Description of the task:
Return each line holding the string "INSPECTION".

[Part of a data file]
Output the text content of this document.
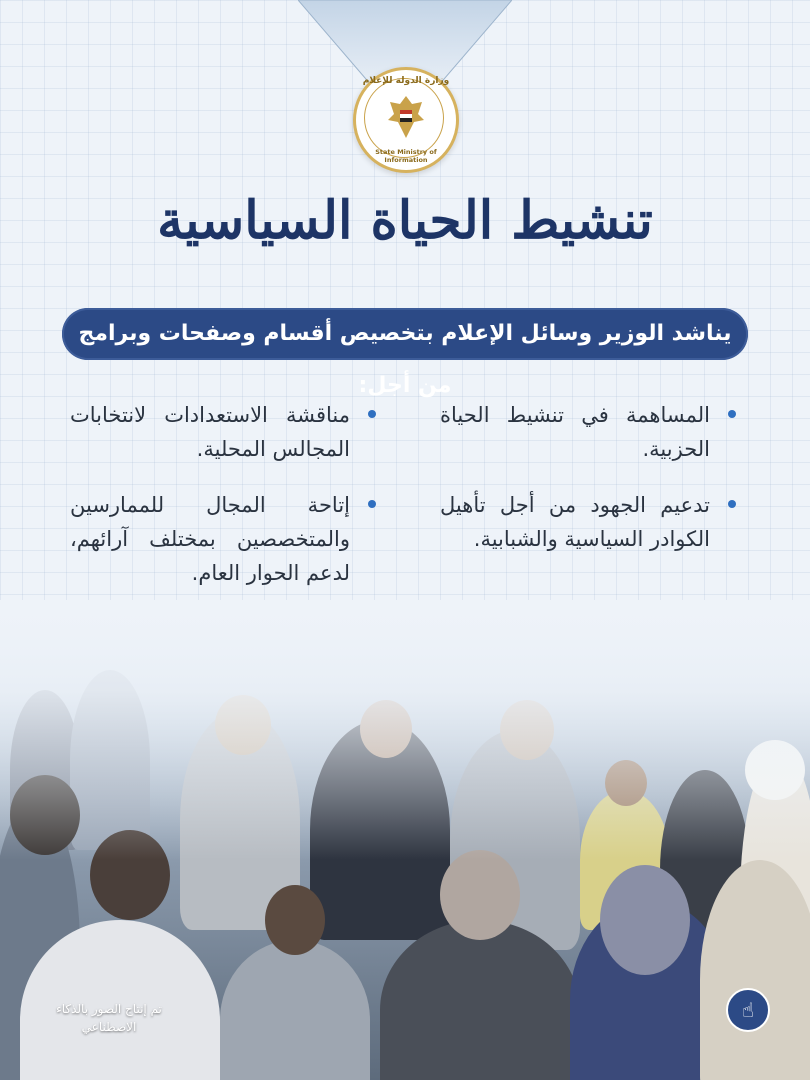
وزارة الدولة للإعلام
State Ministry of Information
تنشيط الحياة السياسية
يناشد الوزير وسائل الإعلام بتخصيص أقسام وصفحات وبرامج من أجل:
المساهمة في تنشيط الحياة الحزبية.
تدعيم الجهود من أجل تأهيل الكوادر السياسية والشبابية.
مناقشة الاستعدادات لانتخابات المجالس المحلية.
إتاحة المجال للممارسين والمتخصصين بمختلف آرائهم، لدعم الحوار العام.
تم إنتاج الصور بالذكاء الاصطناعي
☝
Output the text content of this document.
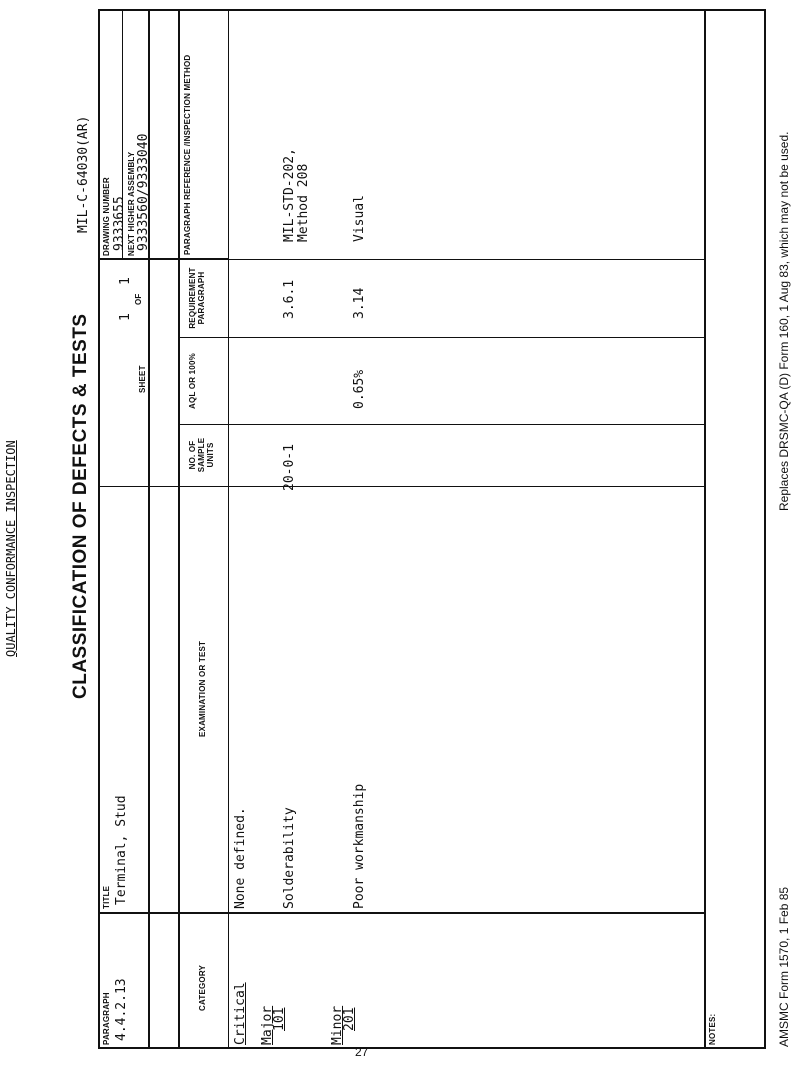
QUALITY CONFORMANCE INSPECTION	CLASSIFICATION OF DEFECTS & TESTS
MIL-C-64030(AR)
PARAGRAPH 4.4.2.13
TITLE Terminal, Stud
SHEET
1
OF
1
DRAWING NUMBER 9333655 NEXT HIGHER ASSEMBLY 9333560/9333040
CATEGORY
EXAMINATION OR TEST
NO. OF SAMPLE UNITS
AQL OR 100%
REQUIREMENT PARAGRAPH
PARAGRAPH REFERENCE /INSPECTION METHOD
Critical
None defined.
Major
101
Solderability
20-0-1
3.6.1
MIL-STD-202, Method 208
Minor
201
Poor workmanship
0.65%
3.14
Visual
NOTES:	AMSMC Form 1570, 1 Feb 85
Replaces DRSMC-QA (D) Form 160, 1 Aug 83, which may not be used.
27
--
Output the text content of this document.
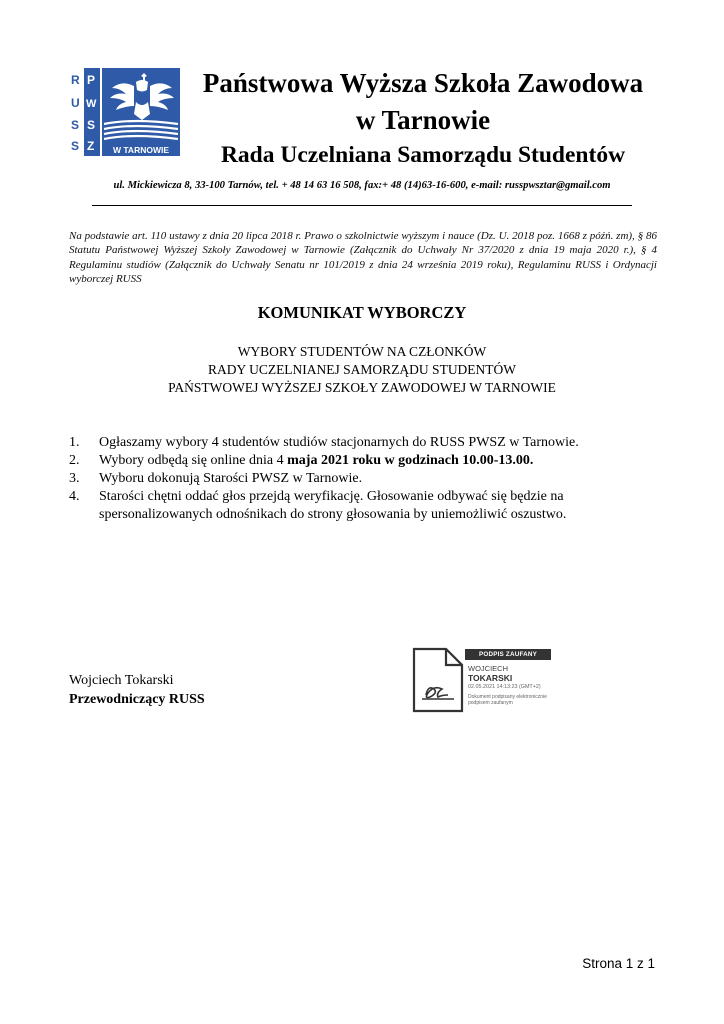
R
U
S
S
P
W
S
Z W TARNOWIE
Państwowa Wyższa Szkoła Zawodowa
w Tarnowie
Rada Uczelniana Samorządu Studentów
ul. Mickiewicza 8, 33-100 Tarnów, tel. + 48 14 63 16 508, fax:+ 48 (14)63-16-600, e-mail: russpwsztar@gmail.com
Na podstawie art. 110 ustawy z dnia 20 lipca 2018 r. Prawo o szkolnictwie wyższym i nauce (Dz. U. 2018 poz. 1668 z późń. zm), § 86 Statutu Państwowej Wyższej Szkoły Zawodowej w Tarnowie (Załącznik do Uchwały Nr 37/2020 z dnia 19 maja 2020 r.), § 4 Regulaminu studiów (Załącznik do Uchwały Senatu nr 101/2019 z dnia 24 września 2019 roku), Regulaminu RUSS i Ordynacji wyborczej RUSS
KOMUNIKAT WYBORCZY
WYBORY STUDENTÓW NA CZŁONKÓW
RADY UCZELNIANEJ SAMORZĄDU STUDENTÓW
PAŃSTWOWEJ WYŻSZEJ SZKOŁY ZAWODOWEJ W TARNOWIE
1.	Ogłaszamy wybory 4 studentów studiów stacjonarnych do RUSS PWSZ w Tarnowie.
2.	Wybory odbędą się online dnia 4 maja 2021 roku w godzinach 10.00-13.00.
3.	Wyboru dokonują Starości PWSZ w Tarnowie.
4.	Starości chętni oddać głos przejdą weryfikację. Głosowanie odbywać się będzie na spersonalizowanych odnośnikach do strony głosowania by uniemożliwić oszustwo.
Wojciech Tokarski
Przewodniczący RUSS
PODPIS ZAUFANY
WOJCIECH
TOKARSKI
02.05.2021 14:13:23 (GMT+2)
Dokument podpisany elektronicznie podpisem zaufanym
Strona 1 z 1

Solution to the exercise:
QUALITY CONFORMANCE INSPECTION	CLASSIFICATION OF DEFECTS & TESTS
PARAGRAPH REFERENCE /INSPECTION METHOD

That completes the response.